Challenge> Look over the lines below. Report each one that includes the string "Total".

Entries>
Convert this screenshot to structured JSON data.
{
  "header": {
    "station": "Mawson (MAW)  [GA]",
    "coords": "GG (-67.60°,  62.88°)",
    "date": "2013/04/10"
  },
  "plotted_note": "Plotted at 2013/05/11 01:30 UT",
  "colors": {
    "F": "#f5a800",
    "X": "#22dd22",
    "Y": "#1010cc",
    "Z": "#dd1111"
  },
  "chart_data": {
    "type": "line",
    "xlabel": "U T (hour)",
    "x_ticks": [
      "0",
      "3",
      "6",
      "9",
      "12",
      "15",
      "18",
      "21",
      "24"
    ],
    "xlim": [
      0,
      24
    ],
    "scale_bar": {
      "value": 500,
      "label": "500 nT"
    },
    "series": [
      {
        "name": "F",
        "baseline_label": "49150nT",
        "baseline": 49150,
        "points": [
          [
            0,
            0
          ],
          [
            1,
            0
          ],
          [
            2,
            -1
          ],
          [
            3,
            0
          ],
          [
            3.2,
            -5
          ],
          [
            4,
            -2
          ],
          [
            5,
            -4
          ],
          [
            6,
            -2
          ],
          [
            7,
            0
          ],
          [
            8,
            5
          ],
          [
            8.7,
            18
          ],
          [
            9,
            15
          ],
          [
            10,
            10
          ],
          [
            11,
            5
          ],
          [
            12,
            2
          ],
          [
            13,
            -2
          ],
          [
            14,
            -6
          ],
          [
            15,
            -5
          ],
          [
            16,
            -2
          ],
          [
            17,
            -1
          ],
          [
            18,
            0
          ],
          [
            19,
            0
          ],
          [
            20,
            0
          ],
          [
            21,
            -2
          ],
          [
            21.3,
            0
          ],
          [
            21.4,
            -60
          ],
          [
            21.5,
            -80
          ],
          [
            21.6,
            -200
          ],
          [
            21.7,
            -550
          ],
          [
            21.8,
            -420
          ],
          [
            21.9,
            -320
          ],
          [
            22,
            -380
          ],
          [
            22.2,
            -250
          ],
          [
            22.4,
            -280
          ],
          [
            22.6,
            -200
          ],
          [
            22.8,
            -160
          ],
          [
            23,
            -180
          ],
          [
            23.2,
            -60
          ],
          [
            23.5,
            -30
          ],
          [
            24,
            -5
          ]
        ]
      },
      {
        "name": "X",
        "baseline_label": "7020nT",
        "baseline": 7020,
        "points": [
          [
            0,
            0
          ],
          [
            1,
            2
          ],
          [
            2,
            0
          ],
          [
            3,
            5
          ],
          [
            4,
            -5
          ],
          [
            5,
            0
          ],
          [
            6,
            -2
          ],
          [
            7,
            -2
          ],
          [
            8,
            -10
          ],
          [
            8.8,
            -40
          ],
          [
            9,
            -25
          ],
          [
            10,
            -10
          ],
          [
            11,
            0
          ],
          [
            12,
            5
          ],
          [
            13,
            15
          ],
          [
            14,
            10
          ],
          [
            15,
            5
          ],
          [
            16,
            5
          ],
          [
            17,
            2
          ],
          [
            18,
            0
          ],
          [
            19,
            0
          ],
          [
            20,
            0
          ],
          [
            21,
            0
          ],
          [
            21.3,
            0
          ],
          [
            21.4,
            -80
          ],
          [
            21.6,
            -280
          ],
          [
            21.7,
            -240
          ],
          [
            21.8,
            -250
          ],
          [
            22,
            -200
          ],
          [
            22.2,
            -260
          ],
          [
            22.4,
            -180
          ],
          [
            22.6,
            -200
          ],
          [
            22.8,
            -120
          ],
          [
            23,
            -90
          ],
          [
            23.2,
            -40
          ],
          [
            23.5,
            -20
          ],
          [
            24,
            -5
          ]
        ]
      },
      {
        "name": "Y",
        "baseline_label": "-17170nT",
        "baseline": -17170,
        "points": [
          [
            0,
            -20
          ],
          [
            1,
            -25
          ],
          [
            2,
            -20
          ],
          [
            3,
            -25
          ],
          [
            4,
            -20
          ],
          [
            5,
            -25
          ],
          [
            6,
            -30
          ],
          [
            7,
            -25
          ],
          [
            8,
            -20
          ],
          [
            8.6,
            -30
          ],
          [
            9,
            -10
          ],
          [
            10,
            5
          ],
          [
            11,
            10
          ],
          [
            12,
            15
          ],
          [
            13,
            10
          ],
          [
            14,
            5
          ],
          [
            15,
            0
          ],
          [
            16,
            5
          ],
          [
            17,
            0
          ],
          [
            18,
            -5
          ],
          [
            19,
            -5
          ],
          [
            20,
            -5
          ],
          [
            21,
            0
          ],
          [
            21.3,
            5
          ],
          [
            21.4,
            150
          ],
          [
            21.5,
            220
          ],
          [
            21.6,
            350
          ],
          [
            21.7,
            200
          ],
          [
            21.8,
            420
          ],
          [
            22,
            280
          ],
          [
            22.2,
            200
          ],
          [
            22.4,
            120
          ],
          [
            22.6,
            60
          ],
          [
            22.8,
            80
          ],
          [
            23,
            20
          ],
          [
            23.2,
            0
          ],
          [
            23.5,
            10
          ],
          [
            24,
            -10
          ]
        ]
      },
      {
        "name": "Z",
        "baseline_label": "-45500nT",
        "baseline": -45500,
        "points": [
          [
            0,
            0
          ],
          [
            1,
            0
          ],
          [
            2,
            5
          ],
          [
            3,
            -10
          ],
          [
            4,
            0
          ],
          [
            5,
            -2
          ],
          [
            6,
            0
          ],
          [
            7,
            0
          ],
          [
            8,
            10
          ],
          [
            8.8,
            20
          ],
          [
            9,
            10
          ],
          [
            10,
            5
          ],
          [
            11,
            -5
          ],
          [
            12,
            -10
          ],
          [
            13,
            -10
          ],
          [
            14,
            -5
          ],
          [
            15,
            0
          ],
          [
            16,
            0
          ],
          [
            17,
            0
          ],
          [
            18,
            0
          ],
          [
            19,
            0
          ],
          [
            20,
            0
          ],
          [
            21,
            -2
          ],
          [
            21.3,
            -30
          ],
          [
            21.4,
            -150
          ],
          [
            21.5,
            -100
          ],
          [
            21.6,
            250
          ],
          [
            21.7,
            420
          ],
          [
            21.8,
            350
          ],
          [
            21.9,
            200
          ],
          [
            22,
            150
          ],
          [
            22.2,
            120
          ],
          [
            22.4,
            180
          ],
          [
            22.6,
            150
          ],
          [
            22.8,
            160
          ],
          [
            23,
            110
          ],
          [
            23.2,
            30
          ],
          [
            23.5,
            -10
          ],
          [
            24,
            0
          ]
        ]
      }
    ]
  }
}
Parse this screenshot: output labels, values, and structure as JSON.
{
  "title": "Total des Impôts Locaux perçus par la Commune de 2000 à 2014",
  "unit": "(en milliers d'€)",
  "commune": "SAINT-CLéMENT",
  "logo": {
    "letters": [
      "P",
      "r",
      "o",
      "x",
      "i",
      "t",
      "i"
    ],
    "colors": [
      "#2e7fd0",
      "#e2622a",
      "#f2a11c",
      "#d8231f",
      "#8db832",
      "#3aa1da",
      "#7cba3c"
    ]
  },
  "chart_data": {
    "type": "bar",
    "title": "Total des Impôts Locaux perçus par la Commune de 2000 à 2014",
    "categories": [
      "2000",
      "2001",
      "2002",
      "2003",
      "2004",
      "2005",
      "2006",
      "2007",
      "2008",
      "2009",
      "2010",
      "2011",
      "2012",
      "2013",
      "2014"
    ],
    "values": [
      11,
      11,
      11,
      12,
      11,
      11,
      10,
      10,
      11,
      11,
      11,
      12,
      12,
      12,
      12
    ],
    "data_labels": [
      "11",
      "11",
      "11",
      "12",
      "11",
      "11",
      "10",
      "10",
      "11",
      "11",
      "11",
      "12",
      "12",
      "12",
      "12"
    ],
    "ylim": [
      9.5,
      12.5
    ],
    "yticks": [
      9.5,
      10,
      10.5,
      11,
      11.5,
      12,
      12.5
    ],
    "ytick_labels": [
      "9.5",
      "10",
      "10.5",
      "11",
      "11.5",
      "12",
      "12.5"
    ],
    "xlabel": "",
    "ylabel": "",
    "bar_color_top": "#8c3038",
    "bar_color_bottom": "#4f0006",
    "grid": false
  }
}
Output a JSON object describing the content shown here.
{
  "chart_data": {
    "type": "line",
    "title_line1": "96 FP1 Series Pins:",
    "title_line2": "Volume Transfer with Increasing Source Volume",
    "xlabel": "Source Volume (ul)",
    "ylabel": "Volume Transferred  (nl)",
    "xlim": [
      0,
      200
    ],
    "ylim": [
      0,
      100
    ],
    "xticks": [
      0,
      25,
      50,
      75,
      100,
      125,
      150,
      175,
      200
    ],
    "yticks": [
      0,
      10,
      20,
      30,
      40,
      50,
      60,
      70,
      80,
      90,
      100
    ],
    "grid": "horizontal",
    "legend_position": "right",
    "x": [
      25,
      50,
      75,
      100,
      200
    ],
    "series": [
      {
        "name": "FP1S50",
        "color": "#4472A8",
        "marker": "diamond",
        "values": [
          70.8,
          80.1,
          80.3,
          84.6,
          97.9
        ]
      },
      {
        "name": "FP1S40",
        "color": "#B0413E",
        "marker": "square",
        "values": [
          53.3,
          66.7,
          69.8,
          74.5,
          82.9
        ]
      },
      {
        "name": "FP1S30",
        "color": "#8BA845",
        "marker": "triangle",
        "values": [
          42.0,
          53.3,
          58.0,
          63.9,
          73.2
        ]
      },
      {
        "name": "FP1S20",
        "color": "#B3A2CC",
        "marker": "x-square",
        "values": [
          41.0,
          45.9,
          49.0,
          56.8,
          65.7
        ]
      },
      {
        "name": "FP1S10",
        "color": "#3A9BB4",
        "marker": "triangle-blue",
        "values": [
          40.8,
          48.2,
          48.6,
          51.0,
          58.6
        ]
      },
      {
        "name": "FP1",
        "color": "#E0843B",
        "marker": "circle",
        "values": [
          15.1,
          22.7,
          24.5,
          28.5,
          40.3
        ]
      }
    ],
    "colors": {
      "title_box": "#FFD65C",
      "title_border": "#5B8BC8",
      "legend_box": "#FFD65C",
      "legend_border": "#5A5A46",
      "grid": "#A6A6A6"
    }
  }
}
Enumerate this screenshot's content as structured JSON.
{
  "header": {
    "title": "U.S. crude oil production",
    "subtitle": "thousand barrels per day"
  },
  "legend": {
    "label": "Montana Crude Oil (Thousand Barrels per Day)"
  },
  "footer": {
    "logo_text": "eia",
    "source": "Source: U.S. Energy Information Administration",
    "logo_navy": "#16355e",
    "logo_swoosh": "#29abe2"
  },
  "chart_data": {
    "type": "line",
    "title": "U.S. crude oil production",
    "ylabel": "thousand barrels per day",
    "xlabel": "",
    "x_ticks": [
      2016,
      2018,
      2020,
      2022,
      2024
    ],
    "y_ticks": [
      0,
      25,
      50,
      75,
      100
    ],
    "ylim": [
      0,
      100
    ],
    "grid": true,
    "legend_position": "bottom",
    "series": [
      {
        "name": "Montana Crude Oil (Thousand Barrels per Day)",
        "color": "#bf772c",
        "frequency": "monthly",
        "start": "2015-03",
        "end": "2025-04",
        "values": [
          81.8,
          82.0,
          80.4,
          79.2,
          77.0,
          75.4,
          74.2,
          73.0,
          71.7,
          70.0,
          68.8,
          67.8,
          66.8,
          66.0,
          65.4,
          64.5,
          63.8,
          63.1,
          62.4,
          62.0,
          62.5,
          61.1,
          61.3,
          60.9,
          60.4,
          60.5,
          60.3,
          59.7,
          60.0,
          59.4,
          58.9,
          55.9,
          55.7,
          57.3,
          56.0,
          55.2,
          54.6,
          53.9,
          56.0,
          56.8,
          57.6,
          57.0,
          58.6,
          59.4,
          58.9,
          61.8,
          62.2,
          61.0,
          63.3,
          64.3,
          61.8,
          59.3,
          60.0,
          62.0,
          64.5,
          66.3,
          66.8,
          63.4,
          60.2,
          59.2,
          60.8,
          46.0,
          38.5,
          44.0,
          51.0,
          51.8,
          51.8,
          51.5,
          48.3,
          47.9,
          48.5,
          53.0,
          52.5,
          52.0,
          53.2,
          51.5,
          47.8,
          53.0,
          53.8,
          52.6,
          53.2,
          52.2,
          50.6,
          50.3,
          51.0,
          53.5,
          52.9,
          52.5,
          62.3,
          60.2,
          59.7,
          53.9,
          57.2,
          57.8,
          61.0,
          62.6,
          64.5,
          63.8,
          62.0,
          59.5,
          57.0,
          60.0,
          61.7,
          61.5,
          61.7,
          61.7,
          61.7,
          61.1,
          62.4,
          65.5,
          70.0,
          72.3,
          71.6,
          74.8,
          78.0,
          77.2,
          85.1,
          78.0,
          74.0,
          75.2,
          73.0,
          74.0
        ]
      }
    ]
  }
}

Response to this exercise>
  "title": "Total des Impôts Locaux perçus par la Commune de 2000 à 2014",
    "title": "Total des Impôts Locaux perçus par la Commune de 2000 à 2014",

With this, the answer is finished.